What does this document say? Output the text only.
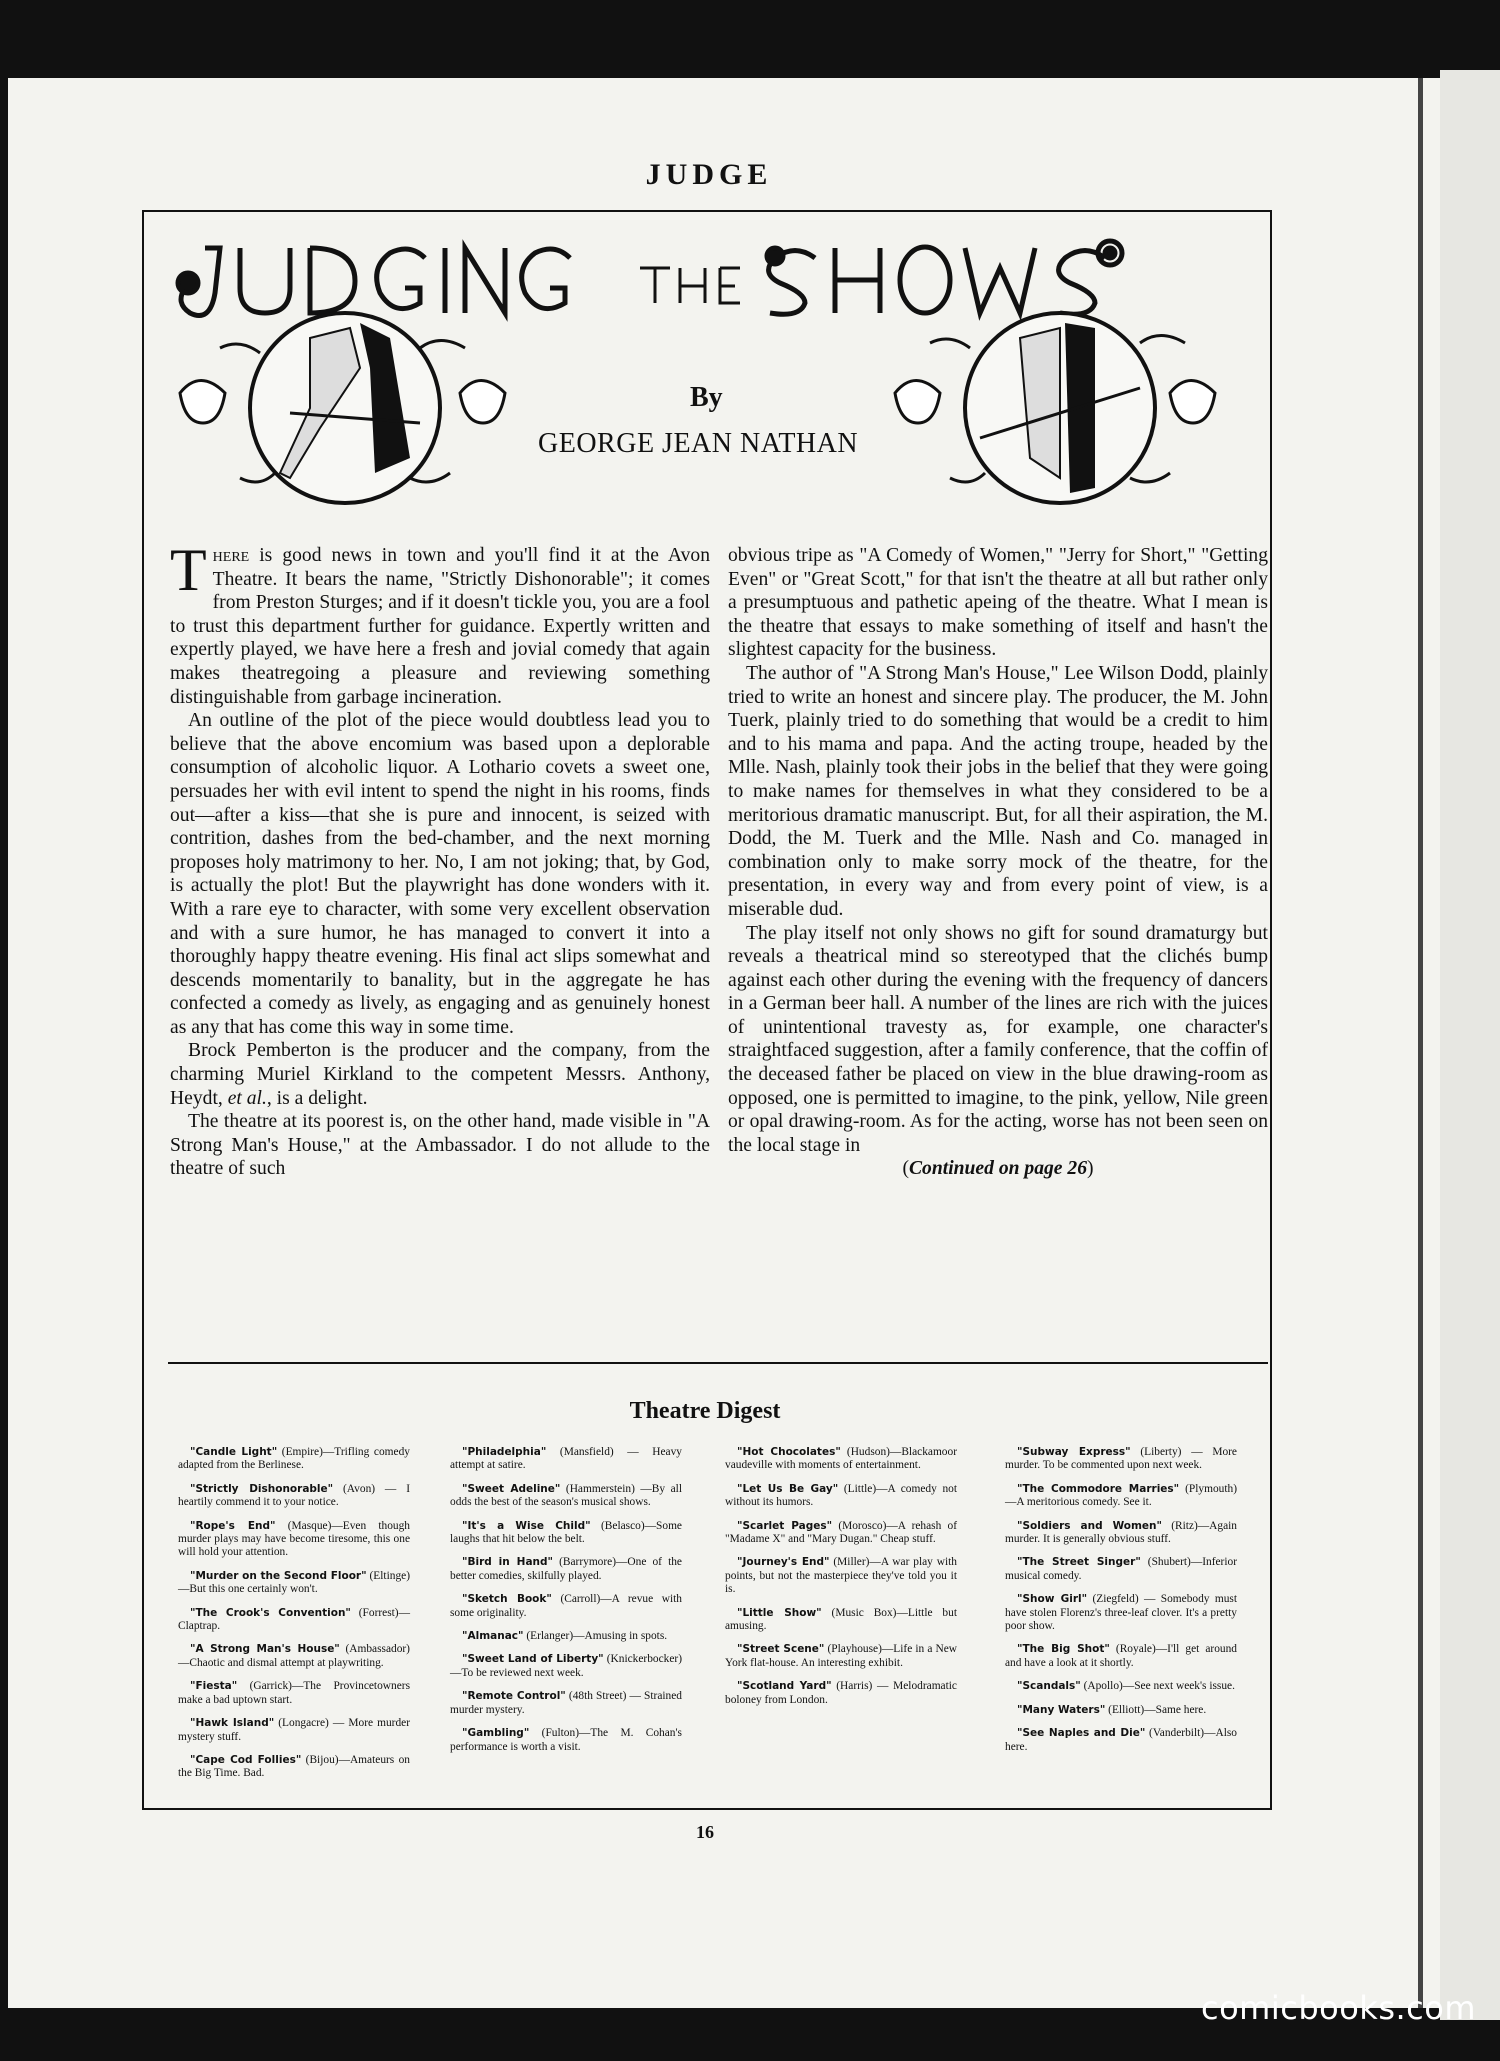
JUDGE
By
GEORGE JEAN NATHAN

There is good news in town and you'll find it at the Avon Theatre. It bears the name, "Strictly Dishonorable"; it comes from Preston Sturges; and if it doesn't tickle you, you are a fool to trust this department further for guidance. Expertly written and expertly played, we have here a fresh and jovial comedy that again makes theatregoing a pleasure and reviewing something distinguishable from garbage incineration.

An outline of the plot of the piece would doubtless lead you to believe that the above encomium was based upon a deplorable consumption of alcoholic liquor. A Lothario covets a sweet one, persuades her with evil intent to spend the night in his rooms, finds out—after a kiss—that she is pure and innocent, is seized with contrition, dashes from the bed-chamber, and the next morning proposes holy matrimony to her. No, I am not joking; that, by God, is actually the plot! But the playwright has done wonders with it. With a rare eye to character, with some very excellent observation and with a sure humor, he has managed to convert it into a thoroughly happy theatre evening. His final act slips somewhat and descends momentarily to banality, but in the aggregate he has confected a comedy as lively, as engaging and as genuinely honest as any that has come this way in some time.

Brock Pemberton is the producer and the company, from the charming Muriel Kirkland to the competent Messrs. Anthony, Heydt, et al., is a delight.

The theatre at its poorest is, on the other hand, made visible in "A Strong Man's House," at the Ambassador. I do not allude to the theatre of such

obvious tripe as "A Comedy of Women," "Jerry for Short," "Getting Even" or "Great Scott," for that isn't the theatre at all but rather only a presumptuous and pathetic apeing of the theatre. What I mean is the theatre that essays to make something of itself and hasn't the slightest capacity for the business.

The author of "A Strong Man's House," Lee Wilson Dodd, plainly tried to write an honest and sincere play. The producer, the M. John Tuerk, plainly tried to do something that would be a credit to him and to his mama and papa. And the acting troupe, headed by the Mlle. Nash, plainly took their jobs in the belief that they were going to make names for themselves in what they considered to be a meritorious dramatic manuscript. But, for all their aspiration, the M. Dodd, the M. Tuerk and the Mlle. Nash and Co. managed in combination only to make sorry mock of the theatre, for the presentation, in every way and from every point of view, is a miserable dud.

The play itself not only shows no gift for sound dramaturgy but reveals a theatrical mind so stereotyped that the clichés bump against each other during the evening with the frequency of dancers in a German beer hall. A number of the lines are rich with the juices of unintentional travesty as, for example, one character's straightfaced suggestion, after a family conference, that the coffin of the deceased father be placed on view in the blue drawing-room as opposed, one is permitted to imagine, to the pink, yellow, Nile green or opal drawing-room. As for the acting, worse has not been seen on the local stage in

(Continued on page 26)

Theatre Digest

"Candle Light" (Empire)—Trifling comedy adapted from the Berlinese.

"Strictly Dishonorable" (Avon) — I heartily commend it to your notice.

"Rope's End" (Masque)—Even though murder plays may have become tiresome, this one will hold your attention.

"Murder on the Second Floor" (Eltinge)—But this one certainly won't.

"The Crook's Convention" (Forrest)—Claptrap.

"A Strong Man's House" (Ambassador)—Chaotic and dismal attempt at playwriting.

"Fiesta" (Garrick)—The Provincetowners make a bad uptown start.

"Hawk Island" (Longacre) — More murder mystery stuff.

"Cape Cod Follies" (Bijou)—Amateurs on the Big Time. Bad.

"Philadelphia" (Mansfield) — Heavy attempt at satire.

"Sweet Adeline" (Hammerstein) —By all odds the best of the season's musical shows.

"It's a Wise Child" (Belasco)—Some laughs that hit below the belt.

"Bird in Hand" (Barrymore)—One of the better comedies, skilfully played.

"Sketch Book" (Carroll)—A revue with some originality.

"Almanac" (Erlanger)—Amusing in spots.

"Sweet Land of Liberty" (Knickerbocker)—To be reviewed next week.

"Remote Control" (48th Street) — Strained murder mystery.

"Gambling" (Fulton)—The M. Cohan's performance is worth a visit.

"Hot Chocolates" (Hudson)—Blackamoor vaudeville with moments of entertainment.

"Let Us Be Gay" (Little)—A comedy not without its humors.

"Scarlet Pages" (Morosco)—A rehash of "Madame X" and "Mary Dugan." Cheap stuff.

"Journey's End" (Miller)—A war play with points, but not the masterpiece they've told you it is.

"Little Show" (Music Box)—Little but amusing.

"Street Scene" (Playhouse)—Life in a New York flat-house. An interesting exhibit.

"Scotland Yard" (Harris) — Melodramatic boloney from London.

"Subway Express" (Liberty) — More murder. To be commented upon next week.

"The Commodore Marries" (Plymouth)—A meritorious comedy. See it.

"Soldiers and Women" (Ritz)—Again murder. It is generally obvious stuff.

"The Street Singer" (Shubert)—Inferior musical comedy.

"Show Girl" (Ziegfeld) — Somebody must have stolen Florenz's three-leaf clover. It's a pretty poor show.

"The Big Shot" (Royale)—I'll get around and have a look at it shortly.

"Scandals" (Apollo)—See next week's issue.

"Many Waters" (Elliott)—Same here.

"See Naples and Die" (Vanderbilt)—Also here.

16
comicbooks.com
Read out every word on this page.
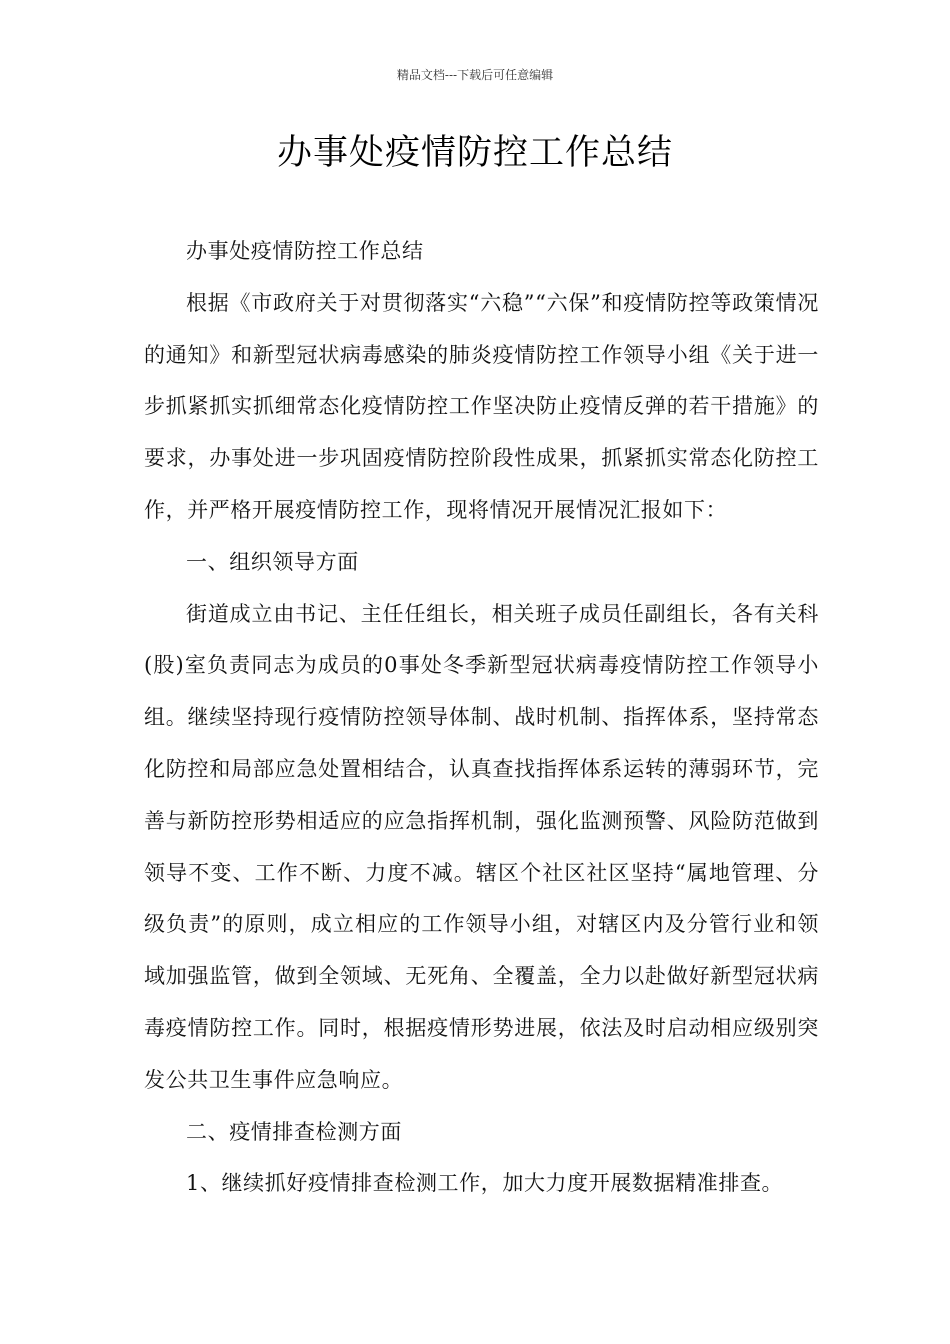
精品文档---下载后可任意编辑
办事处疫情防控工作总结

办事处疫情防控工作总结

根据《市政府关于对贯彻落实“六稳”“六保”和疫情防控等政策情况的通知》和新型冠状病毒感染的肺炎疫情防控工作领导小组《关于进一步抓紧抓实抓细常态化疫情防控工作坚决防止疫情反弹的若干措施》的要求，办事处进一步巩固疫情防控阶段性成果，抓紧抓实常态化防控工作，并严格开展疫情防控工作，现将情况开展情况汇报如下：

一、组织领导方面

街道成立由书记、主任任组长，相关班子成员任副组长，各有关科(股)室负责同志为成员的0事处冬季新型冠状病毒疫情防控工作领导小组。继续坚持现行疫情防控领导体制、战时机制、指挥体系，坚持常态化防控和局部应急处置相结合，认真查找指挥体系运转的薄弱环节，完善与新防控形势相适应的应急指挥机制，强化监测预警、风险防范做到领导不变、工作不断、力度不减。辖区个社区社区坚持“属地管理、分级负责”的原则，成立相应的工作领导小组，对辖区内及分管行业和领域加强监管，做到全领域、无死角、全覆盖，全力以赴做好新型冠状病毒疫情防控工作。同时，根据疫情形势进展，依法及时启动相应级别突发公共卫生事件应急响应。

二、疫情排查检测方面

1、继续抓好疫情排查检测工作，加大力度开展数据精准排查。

■ Exercise requirements ■
Reproduce each entry precisely. Leave the pictures out.

■ Complete answer ■
What does this document say? Output the text only.
JUDGE
By
GEORGE JEAN NATHAN

There is good news in town and you'll find it at the Avon Theatre. It bears the name, "Strictly Dishonorable"; it comes from Preston Sturges; and if it doesn't tickle you, you are a fool to trust this department further for guidance. Expertly written and expertly played, we have here a fresh and jovial comedy that again makes theatregoing a pleasure and reviewing something distinguishable from garbage incineration.

An outline of the plot of the piece would doubtless lead you to believe that the above encomium was based upon a deplorable consumption of alcoholic liquor. A Lothario covets a sweet one, persuades her with evil intent to spend the night in his rooms, finds out—after a kiss—that she is pure and innocent, is seized with contrition, dashes from the bed-chamber, and the next morning proposes holy matrimony to her. No, I am not joking; that, by God, is actually the plot! But the playwright has done wonders with it. With a rare eye to character, with some very excellent observation and with a sure humor, he has managed to convert it into a thoroughly happy theatre evening. His final act slips somewhat and descends momentarily to banality, but in the aggregate he has confected a comedy as lively, as engaging and as genuinely honest as any that has come this way in some time.

Brock Pemberton is the producer and the company, from the charming Muriel Kirkland to the competent Messrs. Anthony, Heydt, et al., is a delight.

The theatre at its poorest is, on the other hand, made visible in "A Strong Man's House," at the Ambassador. I do not allude to the theatre of such

obvious tripe as "A Comedy of Women," "Jerry for Short," "Getting Even" or "Great Scott," for that isn't the theatre at all but rather only a presumptuous and pathetic apeing of the theatre. What I mean is the theatre that essays to make something of itself and hasn't the slightest capacity for the business.

The author of "A Strong Man's House," Lee Wilson Dodd, plainly tried to write an honest and sincere play. The producer, the M. John Tuerk, plainly tried to do something that would be a credit to him and to his mama and papa. And the acting troupe, headed by the Mlle. Nash, plainly took their jobs in the belief that they were going to make names for themselves in what they considered to be a meritorious dramatic manuscript. But, for all their aspiration, the M. Dodd, the M. Tuerk and the Mlle. Nash and Co. managed in combination only to make sorry mock of the theatre, for the presentation, in every way and from every point of view, is a miserable dud.

The play itself not only shows no gift for sound dramaturgy but reveals a theatrical mind so stereotyped that the clichés bump against each other during the evening with the frequency of dancers in a German beer hall. A number of the lines are rich with the juices of unintentional travesty as, for example, one character's straightfaced suggestion, after a family conference, that the coffin of the deceased father be placed on view in the blue drawing-room as opposed, one is permitted to imagine, to the pink, yellow, Nile green or opal drawing-room. As for the acting, worse has not been seen on the local stage in

(Continued on page 26)

Theatre Digest

"Candle Light" (Empire)—Trifling comedy adapted from the Berlinese.

"Strictly Dishonorable" (Avon) — I heartily commend it to your notice.

"Rope's End" (Masque)—Even though murder plays may have become tiresome, this one will hold your attention.

"Murder on the Second Floor" (Eltinge)—But this one certainly won't.

"The Crook's Convention" (Forrest)—Claptrap.

"A Strong Man's House" (Ambassador)—Chaotic and dismal attempt at playwriting.

"Fiesta" (Garrick)—The Provincetowners make a bad uptown start.

"Hawk Island" (Longacre) — More murder mystery stuff.

"Cape Cod Follies" (Bijou)—Amateurs on the Big Time. Bad.

"Philadelphia" (Mansfield) — Heavy attempt at satire.

"Sweet Adeline" (Hammerstein) —By all odds the best of the season's musical shows.

"It's a Wise Child" (Belasco)—Some laughs that hit below the belt.

"Bird in Hand" (Barrymore)—One of the better comedies, skilfully played.

"Sketch Book" (Carroll)—A revue with some originality.

"Almanac" (Erlanger)—Amusing in spots.

"Sweet Land of Liberty" (Knickerbocker)—To be reviewed next week.

"Remote Control" (48th Street) — Strained murder mystery.

"Gambling" (Fulton)—The M. Cohan's performance is worth a visit.

"Hot Chocolates" (Hudson)—Blackamoor vaudeville with moments of entertainment.

"Let Us Be Gay" (Little)—A comedy not without its humors.

"Scarlet Pages" (Morosco)—A rehash of "Madame X" and "Mary Dugan." Cheap stuff.

"Journey's End" (Miller)—A war play with points, but not the masterpiece they've told you it is.

"Little Show" (Music Box)—Little but amusing.

"Street Scene" (Playhouse)—Life in a New York flat-house. An interesting exhibit.

"Scotland Yard" (Harris) — Melodramatic boloney from London.

"Subway Express" (Liberty) — More murder. To be commented upon next week.

"The Commodore Marries" (Plymouth)—A meritorious comedy. See it.

"Soldiers and Women" (Ritz)—Again murder. It is generally obvious stuff.

"The Street Singer" (Shubert)—Inferior musical comedy.

"Show Girl" (Ziegfeld) — Somebody must have stolen Florenz's three-leaf clover. It's a pretty poor show.

"The Big Shot" (Royale)—I'll get around and have a look at it shortly.

"Scandals" (Apollo)—See next week's issue.

"Many Waters" (Elliott)—Same here.

"See Naples and Die" (Vanderbilt)—Also here.

16
comicbooks.com
Read out every word on this page.
精品文档---下载后可任意编辑
办事处疫情防控工作总结

办事处疫情防控工作总结

根据《市政府关于对贯彻落实“六稳”“六保”和疫情防控等政策情况的通知》和新型冠状病毒感染的肺炎疫情防控工作领导小组《关于进一步抓紧抓实抓细常态化疫情防控工作坚决防止疫情反弹的若干措施》的要求，办事处进一步巩固疫情防控阶段性成果，抓紧抓实常态化防控工作，并严格开展疫情防控工作，现将情况开展情况汇报如下：

一、组织领导方面

街道成立由书记、主任任组长，相关班子成员任副组长，各有关科(股)室负责同志为成员的0事处冬季新型冠状病毒疫情防控工作领导小组。继续坚持现行疫情防控领导体制、战时机制、指挥体系，坚持常态化防控和局部应急处置相结合，认真查找指挥体系运转的薄弱环节，完善与新防控形势相适应的应急指挥机制，强化监测预警、风险防范做到领导不变、工作不断、力度不减。辖区个社区社区坚持“属地管理、分级负责”的原则，成立相应的工作领导小组，对辖区内及分管行业和领域加强监管，做到全领域、无死角、全覆盖，全力以赴做好新型冠状病毒疫情防控工作。同时，根据疫情形势进展，依法及时启动相应级别突发公共卫生事件应急响应。

二、疫情排查检测方面

1、继续抓好疫情排查检测工作，加大力度开展数据精准排查。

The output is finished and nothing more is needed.